PROBLEM DESCRIPTION → Among the lines of this listing, determine how many contain the string "prostorové". Answer with the number only.

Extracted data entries
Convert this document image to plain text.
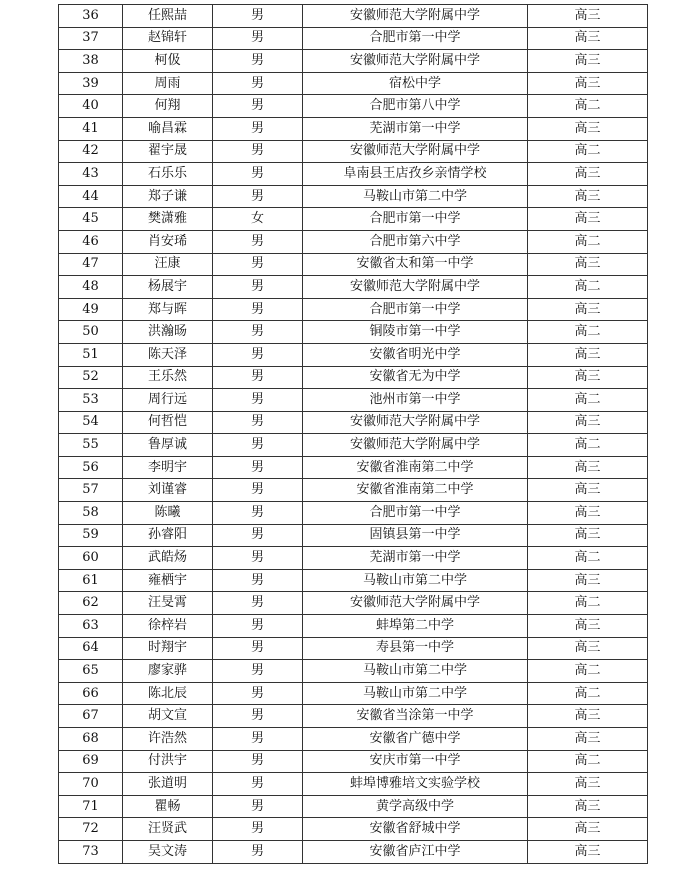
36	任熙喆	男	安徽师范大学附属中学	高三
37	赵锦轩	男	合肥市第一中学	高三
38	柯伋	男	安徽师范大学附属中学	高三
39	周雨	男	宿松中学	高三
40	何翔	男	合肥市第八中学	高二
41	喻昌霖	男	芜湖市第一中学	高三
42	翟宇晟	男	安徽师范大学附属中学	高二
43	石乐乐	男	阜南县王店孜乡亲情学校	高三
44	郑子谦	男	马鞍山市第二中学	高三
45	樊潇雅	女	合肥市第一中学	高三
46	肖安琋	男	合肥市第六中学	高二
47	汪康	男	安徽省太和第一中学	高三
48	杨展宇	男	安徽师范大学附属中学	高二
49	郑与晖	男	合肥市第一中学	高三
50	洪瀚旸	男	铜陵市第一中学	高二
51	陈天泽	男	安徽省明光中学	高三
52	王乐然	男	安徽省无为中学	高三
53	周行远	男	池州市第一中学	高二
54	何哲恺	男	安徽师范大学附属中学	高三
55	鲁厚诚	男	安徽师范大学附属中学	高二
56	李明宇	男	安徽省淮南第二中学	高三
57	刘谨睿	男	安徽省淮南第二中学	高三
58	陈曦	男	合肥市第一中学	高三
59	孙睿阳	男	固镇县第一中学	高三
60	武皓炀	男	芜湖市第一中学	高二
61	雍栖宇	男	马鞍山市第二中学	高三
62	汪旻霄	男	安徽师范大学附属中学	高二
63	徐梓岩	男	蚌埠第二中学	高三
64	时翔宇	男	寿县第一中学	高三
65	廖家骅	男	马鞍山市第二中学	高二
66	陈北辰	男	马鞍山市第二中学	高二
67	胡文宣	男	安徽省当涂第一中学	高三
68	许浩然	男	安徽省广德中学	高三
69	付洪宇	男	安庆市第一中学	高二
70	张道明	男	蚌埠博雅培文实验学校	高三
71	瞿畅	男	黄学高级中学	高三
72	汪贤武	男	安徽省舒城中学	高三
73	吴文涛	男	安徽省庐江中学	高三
--
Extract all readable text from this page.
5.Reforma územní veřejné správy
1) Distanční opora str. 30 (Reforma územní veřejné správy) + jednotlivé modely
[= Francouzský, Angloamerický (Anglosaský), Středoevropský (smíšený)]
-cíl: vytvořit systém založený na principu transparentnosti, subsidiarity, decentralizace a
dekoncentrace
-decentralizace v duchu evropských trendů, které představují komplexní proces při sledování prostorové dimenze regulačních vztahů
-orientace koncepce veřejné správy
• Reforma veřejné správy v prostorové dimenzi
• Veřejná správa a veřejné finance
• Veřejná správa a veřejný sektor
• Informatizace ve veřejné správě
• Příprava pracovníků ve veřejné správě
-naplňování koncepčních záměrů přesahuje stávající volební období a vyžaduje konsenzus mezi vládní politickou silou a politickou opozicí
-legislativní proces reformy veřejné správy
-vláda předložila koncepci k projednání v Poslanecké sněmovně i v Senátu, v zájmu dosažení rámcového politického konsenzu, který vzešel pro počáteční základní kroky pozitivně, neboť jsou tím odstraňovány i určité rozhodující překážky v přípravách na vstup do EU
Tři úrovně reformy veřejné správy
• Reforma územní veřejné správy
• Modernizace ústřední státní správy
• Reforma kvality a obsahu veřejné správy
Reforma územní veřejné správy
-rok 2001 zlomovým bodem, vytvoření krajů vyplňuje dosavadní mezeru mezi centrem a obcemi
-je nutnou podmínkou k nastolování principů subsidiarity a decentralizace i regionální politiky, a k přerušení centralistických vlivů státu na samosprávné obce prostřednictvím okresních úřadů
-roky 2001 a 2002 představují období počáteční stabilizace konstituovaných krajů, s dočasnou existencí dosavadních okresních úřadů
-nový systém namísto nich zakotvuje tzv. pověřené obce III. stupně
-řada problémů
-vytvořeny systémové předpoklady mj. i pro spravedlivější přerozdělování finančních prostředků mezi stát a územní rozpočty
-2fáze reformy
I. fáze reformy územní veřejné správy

WRITTEN SOLUTION → 2